SET EXERCISE: Copy out lines with the word "Волгоградская" from the material that follows.

SUPPLIED ENTRIES:
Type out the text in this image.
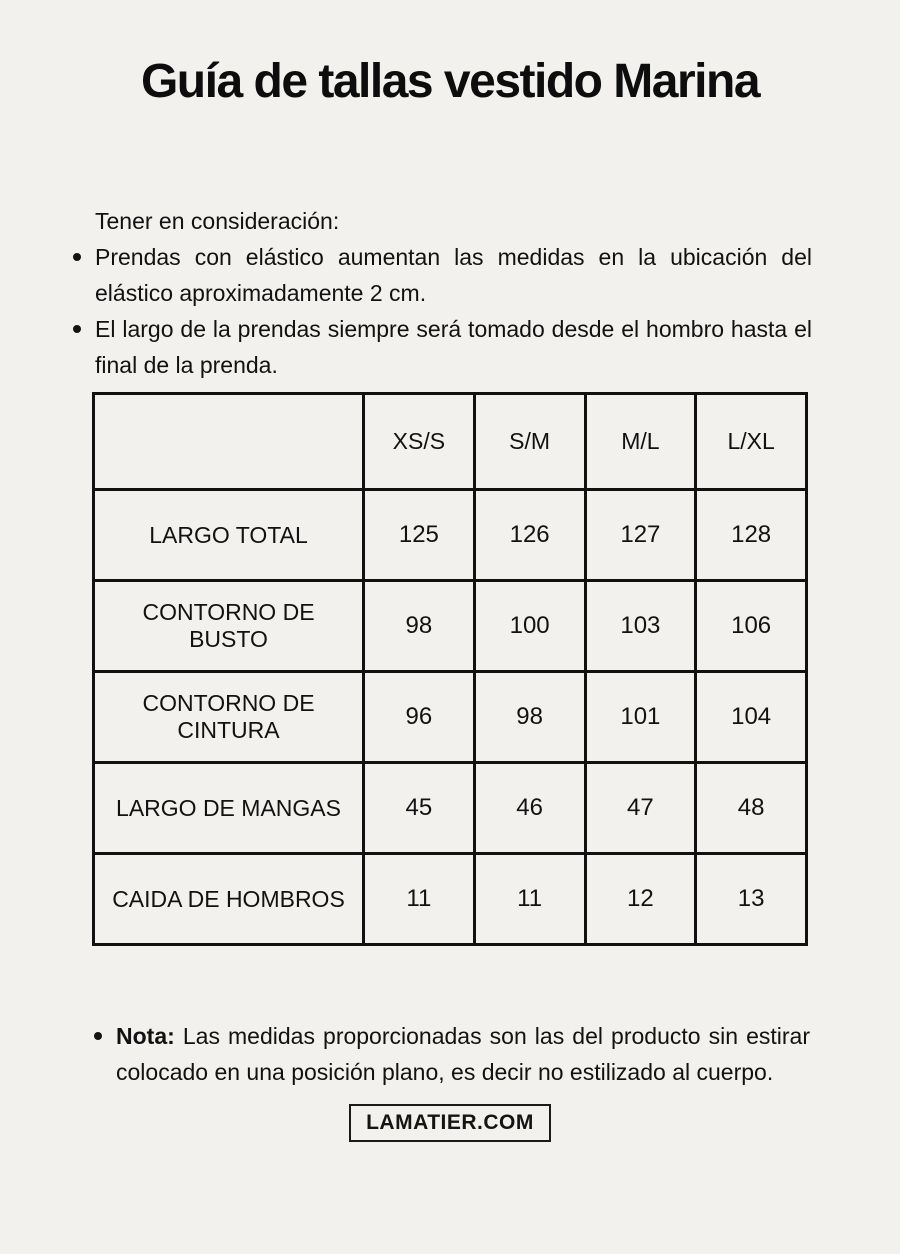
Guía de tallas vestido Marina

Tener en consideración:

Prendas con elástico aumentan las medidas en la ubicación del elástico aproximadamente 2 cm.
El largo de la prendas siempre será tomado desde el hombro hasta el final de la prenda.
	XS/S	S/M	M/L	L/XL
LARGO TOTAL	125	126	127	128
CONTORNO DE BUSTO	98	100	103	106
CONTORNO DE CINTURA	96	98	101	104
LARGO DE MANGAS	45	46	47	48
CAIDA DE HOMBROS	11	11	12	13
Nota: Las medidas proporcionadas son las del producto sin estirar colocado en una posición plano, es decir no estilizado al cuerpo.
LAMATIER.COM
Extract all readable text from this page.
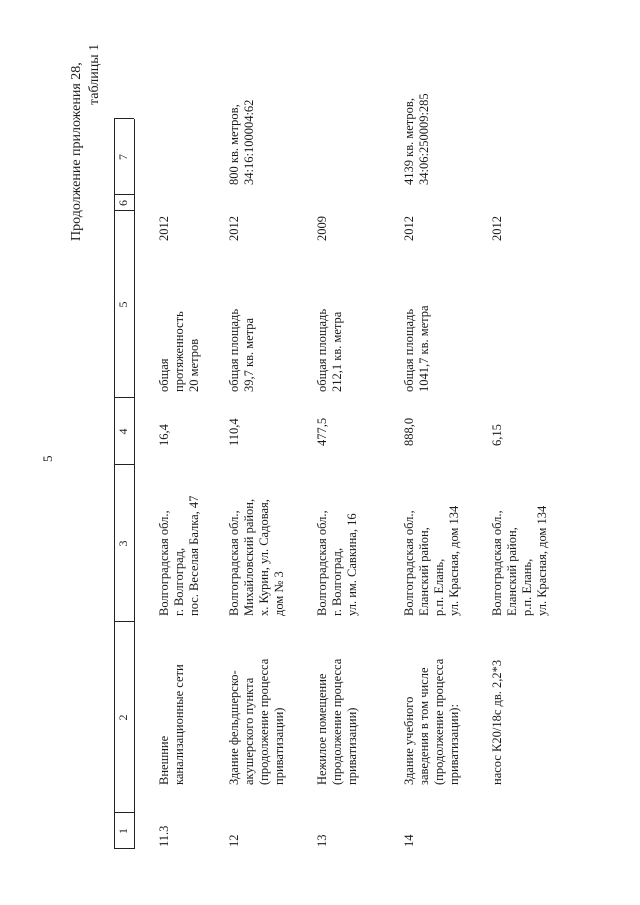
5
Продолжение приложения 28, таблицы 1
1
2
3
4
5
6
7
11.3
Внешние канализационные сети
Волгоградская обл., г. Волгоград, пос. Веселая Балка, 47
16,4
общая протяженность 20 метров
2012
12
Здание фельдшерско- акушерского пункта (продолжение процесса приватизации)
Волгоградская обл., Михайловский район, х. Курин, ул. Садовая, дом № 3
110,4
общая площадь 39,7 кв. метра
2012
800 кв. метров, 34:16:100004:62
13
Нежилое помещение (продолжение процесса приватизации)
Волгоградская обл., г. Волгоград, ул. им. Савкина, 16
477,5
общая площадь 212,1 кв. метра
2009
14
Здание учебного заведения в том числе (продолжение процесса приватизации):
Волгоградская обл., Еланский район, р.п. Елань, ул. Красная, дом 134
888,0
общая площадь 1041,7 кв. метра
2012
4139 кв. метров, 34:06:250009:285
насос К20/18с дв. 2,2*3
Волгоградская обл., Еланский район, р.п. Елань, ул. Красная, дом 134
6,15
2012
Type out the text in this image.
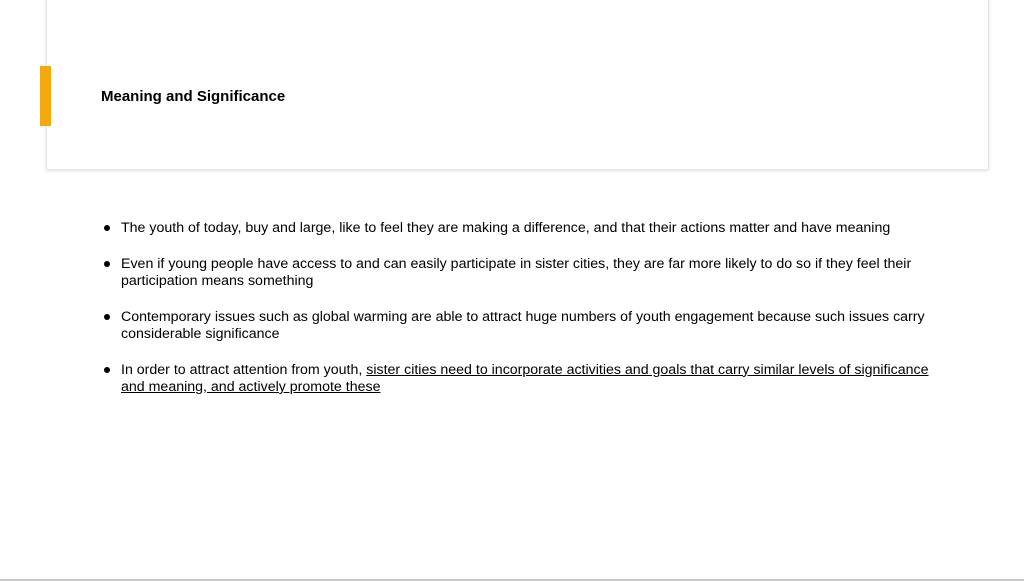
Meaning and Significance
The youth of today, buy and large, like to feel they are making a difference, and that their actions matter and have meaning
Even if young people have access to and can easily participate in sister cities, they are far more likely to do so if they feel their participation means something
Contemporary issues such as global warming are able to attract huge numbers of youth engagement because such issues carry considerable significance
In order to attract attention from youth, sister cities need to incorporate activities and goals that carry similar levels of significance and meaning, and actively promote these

ANSWER BELOW:
Волгоградская обл., г. Волгоград, пос. Веселая Балка, 47
Волгоградская обл., Михайловский район, х. Курин, ул. Садовая, дом № 3
Волгоградская обл., г. Волгоград, ул. им. Савкина, 16
Волгоградская обл., Еланский район, р.п. Елань, ул. Красная, дом 134
Волгоградская обл., Еланский район, р.п. Елань, ул. Красная, дом 134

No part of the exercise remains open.